WHAT TO WORK ON: Find the string "handle" in the listing and report every line that has it.

Recorded data
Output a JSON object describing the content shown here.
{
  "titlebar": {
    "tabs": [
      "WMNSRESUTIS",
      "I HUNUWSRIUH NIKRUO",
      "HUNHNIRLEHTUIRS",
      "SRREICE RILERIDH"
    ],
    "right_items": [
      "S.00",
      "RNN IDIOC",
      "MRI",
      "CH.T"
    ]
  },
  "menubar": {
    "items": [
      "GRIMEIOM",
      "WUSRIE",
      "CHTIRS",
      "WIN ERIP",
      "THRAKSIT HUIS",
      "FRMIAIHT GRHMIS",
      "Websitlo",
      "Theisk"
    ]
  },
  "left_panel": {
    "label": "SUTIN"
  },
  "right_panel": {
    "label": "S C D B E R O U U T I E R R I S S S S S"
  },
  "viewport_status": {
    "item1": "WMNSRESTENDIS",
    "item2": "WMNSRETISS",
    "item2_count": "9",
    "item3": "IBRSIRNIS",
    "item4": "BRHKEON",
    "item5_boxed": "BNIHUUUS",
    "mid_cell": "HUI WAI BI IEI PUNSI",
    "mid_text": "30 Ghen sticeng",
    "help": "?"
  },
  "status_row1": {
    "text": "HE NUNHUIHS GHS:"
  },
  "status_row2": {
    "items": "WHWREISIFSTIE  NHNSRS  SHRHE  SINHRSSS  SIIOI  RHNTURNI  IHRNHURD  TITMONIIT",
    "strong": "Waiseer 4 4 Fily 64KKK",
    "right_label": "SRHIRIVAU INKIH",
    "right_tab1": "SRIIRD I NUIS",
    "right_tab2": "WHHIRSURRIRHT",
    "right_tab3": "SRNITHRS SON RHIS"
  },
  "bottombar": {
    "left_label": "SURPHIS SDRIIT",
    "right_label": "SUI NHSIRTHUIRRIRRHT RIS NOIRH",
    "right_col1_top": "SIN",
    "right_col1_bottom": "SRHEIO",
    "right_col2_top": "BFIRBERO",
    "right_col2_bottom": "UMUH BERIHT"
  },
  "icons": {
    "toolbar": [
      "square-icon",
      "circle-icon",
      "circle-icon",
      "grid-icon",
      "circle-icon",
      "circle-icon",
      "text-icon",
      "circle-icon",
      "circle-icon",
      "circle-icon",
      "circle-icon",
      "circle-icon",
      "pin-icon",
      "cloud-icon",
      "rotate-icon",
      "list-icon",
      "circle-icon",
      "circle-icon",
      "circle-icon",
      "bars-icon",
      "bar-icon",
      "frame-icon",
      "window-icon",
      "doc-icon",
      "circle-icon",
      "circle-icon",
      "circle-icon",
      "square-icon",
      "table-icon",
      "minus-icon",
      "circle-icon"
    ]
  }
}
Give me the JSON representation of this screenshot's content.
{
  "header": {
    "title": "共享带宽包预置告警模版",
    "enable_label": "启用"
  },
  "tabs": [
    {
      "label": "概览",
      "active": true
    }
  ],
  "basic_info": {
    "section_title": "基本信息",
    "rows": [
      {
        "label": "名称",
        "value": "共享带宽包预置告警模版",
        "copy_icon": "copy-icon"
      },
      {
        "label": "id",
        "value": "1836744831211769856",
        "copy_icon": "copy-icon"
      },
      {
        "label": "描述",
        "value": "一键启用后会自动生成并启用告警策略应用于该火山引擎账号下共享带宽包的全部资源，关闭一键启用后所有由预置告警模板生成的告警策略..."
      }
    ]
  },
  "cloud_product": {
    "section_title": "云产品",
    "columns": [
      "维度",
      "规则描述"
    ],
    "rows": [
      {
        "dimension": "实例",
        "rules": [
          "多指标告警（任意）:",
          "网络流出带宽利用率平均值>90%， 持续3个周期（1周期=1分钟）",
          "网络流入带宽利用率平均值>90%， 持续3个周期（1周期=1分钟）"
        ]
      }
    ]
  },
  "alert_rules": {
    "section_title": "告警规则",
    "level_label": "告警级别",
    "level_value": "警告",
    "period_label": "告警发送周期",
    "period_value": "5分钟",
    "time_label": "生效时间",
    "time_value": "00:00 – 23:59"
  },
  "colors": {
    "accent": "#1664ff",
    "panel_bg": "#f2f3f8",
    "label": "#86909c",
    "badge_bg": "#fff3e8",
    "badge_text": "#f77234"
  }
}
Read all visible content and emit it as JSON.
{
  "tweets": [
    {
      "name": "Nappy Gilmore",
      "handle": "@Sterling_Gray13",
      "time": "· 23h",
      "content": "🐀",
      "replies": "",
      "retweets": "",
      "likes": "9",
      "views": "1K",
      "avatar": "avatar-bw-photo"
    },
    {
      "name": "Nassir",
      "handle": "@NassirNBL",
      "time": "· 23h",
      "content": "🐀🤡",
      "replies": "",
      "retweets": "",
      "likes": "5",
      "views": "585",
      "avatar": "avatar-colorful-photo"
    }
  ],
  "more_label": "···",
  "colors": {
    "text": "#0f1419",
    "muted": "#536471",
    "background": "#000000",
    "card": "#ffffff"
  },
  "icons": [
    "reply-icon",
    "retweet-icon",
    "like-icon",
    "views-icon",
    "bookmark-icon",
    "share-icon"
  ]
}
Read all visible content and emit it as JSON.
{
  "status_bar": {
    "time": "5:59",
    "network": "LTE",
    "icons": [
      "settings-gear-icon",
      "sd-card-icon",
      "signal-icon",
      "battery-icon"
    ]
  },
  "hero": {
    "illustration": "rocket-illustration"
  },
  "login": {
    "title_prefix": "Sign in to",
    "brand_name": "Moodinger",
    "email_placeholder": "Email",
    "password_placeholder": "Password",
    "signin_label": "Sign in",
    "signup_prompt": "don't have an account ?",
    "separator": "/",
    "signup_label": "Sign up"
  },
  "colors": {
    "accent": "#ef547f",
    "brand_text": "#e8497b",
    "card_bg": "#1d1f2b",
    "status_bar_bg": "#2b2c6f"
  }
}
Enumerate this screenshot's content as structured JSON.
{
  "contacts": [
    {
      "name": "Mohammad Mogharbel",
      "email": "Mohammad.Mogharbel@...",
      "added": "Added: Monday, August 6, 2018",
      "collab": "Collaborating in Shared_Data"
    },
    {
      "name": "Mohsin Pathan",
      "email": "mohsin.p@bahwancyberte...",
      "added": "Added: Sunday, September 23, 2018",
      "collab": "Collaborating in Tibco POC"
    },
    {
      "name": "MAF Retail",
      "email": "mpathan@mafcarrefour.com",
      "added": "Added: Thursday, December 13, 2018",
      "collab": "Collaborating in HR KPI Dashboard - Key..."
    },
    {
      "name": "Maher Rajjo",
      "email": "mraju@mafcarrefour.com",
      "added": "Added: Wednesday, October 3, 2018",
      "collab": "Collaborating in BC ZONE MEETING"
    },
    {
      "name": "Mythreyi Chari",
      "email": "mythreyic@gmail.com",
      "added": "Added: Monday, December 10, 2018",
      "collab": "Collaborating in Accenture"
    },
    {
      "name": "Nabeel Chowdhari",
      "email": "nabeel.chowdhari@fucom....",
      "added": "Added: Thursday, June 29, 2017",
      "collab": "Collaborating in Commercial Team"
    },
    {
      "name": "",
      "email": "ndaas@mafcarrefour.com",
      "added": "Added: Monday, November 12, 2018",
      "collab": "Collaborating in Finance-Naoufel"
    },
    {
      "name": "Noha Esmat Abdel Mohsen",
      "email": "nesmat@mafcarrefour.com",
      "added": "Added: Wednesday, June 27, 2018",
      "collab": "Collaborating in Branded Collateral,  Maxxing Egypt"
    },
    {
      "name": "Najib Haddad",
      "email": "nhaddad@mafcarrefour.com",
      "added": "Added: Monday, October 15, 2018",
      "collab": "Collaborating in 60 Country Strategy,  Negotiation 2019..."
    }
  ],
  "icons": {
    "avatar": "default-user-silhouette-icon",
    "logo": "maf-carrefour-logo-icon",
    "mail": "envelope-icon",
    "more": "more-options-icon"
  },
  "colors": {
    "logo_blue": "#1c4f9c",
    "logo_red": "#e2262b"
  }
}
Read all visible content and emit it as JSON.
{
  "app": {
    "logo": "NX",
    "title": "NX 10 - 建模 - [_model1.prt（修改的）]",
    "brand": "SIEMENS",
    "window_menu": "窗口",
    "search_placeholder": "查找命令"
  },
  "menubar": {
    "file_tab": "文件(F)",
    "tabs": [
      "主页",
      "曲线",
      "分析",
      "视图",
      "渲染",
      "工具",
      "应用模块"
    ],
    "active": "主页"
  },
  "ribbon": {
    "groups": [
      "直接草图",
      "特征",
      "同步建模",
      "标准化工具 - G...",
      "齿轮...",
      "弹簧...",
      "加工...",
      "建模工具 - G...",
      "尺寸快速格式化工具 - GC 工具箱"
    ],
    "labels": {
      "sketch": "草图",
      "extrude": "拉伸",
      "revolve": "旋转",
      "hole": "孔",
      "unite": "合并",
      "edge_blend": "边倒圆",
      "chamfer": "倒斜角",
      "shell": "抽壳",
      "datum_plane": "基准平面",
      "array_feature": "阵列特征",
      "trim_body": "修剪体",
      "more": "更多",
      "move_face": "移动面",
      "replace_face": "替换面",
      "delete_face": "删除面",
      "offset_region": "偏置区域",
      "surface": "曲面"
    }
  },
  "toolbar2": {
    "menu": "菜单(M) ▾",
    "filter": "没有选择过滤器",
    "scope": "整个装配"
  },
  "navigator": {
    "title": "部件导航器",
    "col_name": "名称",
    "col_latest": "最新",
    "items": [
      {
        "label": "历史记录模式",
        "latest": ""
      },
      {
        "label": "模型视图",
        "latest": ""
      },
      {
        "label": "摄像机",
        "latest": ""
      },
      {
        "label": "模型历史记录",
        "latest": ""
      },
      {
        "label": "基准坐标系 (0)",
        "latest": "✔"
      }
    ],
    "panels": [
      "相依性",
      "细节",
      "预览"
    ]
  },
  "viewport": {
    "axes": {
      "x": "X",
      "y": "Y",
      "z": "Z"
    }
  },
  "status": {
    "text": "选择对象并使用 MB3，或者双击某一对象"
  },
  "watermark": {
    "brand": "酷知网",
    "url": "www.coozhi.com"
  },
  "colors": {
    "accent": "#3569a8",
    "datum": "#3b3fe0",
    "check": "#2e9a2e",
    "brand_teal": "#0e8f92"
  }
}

RESPONSE TO THIS TASK:
      "handle": "@Sterling_Gray13",
      "handle": "@NassirNBL",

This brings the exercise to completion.